[Entries from a dataset]
————

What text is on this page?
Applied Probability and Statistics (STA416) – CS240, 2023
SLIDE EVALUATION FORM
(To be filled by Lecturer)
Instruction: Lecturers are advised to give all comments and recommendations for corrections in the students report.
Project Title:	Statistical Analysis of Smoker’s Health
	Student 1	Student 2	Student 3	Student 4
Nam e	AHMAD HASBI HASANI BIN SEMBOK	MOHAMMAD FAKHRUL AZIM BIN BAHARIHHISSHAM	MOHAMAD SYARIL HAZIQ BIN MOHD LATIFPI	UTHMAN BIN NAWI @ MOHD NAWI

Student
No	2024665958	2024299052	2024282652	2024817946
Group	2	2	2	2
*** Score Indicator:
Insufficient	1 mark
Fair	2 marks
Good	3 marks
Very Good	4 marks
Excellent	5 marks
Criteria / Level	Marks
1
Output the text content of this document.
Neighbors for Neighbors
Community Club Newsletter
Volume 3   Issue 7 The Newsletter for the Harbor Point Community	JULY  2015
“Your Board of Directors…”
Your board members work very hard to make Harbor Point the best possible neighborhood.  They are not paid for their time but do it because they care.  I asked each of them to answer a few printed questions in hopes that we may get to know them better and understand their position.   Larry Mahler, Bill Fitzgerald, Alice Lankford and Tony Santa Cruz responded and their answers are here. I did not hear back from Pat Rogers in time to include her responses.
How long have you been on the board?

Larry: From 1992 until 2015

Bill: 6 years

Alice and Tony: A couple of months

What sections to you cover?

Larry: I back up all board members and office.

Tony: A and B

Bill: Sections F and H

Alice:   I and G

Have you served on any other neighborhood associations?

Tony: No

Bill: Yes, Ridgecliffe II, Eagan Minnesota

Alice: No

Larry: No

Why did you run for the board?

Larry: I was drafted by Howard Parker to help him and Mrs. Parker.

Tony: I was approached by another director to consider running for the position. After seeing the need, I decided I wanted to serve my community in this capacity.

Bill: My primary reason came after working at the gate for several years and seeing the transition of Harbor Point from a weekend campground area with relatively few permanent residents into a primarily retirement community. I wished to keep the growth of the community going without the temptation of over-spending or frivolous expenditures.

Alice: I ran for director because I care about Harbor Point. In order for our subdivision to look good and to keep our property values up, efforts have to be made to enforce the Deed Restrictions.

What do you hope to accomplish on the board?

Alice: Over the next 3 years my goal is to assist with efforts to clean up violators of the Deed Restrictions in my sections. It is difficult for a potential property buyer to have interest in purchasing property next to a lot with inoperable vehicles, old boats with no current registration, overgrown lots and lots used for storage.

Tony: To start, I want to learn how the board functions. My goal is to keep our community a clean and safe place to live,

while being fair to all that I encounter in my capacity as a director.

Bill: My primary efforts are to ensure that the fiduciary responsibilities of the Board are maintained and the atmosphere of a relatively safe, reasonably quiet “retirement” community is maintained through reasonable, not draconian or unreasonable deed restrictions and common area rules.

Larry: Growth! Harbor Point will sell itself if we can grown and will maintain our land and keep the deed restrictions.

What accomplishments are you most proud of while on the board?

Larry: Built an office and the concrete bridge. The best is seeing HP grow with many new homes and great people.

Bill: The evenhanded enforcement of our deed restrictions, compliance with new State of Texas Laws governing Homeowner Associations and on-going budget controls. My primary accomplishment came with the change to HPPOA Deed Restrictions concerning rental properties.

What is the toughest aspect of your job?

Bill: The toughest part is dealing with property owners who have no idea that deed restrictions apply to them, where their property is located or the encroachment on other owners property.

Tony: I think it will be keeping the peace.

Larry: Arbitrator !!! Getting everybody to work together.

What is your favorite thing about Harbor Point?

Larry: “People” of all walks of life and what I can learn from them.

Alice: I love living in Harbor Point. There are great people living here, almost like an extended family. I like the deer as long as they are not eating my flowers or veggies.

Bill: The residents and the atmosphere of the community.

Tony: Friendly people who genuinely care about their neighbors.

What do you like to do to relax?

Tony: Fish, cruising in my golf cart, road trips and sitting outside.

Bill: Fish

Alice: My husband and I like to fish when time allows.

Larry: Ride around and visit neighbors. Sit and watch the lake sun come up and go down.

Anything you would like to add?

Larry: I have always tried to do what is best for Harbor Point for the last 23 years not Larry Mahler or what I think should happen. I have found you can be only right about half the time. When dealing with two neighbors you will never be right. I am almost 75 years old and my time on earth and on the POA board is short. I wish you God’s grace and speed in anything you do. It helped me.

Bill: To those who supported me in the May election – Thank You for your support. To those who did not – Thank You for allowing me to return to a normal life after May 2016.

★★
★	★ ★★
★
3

————

— Work to be completed —
Copy out the lines in which the string "capacity" appears.

— Response —
Tony: I was approached by another director to consider running for the position. After seeing the need, I decided I wanted to serve my community in this capacity.
while being fair to all that I encounter in my capacity as a director.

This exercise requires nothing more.